Output the full listing word for word.

═══ DATA FOR THE TASK ═══

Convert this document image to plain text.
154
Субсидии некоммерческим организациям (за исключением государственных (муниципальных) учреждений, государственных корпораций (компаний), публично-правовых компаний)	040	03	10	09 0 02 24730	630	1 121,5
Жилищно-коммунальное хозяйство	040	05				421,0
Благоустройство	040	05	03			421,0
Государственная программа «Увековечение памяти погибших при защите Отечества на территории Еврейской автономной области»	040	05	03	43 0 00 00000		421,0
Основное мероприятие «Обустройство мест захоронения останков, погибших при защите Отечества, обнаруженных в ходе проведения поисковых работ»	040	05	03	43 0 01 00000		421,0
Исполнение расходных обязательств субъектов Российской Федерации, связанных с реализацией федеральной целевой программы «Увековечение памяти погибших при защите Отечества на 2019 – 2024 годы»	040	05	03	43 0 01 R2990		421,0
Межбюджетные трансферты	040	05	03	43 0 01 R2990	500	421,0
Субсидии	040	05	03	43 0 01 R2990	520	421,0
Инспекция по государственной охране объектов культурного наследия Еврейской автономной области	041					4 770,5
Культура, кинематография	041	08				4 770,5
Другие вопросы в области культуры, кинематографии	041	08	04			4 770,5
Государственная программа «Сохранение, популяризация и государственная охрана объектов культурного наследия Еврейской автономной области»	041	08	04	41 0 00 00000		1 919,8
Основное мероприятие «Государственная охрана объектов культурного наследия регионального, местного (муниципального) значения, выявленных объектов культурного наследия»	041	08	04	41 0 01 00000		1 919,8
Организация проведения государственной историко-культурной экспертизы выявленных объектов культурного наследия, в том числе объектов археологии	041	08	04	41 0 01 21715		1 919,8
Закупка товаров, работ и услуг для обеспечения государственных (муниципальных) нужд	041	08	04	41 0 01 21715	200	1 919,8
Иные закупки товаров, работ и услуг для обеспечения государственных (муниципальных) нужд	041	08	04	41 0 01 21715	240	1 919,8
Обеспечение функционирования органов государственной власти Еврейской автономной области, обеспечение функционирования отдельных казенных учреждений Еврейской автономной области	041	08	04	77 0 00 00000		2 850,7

═══

# REPLY TO THE TASK
Convert this document image to plain text.
154
Субсидии некоммерческим организациям (за исключением государственных (муниципальных) учреждений, государственных корпораций (компаний), публично-правовых компаний)	040	03	10	09 0 02 24730	630	1 121,5
Жилищно-коммунальное хозяйство	040	05				421,0
Благоустройство	040	05	03			421,0
Государственная программа «Увековечение памяти погибших при защите Отечества на территории Еврейской автономной области»	040	05	03	43 0 00 00000		421,0
Основное мероприятие «Обустройство мест захоронения останков, погибших при защите Отечества, обнаруженных в ходе проведения поисковых работ»	040	05	03	43 0 01 00000		421,0
Исполнение расходных обязательств субъектов Российской Федерации, связанных с реализацией федеральной целевой программы «Увековечение памяти погибших при защите Отечества на 2019 – 2024 годы»	040	05	03	43 0 01 R2990		421,0
Межбюджетные трансферты	040	05	03	43 0 01 R2990	500	421,0
Субсидии	040	05	03	43 0 01 R2990	520	421,0
Инспекция по государственной охране объектов культурного наследия Еврейской автономной области	041					4 770,5
Культура, кинематография	041	08				4 770,5
Другие вопросы в области культуры, кинематографии	041	08	04			4 770,5
Государственная программа «Сохранение, популяризация и государственная охрана объектов культурного наследия Еврейской автономной области»	041	08	04	41 0 00 00000		1 919,8
Основное мероприятие «Государственная охрана объектов культурного наследия регионального, местного (муниципального) значения, выявленных объектов культурного наследия»	041	08	04	41 0 01 00000		1 919,8
Организация проведения государственной историко-культурной экспертизы выявленных объектов культурного наследия, в том числе объектов археологии	041	08	04	41 0 01 21715		1 919,8
Закупка товаров, работ и услуг для обеспечения государственных (муниципальных) нужд	041	08	04	41 0 01 21715	200	1 919,8
Иные закупки товаров, работ и услуг для обеспечения государственных (муниципальных) нужд	041	08	04	41 0 01 21715	240	1 919,8
Обеспечение функционирования органов государственной власти Еврейской автономной области, обеспечение функционирования отдельных казенных учреждений Еврейской автономной области	041	08	04	77 0 00 00000		2 850,7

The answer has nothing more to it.